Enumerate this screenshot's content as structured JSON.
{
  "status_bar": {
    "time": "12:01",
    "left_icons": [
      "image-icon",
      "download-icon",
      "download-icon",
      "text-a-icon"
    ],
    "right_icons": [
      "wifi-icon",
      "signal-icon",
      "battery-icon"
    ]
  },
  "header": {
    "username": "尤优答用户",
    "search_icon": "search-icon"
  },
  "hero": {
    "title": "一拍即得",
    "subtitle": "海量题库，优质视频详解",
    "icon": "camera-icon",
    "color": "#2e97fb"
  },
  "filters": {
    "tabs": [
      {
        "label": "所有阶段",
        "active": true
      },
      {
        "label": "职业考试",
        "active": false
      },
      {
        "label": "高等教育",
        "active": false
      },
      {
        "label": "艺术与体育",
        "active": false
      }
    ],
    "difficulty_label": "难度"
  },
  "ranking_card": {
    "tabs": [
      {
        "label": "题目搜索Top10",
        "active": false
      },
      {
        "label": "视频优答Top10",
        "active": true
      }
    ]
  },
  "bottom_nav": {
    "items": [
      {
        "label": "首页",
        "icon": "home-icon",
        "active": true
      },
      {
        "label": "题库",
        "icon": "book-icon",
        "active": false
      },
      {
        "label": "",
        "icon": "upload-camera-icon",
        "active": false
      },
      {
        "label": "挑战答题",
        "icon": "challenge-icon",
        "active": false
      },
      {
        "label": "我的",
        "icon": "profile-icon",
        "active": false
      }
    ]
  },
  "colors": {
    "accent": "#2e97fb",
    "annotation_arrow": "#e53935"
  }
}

..........

— Exercise goal —
Filter the entries and copy out every line with the word "camera".

— Task solution —
    "icon": "camera-icon",
        "icon": "upload-camera-icon",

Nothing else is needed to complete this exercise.